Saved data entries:
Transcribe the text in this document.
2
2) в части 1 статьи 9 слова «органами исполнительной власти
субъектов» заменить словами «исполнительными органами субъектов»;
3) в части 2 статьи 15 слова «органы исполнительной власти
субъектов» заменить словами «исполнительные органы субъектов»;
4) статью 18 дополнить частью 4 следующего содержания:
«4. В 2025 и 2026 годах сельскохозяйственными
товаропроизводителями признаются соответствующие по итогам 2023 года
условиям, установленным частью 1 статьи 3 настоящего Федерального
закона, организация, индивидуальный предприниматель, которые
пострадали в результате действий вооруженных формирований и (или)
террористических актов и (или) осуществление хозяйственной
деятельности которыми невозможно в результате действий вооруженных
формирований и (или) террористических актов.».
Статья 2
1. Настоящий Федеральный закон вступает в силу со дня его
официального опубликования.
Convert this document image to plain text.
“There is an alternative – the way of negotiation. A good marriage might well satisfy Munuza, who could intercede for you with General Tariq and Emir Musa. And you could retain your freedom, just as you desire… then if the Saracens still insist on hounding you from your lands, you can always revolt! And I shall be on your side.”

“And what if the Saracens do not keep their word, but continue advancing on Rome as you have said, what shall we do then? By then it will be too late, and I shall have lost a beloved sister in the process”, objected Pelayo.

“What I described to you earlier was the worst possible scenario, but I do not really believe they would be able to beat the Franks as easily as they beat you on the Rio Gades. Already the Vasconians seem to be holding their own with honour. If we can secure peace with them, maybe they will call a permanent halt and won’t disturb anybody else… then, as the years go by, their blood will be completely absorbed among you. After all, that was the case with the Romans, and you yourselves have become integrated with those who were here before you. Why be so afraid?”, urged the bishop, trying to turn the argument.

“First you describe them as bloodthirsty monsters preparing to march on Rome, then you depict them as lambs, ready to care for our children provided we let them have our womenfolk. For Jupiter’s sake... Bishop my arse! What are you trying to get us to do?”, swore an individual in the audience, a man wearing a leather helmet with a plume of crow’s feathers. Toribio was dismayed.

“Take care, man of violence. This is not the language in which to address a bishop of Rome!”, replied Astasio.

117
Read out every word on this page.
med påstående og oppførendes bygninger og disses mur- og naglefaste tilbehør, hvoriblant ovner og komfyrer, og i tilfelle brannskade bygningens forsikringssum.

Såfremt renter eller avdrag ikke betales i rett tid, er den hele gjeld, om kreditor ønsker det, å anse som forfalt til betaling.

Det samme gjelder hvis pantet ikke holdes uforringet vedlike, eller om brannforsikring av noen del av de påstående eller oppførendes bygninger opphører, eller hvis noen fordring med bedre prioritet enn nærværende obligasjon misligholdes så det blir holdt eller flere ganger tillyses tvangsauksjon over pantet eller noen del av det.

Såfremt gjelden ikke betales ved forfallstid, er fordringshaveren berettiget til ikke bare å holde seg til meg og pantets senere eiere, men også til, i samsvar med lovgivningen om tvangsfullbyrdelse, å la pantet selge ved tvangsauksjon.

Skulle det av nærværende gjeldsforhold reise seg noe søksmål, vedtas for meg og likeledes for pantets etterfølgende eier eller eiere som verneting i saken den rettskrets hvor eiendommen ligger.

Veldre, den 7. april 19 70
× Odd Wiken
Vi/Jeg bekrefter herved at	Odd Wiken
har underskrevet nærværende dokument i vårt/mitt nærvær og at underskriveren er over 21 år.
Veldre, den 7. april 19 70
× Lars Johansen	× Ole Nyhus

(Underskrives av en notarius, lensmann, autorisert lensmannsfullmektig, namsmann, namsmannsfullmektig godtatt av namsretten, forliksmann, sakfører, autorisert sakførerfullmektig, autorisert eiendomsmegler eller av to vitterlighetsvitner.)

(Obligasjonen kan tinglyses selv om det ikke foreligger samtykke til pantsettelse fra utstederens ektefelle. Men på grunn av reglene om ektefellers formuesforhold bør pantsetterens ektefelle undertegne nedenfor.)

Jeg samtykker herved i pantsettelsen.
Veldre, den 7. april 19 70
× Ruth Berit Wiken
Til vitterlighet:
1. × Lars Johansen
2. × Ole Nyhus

> _Prompt_: Count the lines above that contain the word "Såfremt", and reply with only that number.

> _Task response_: 2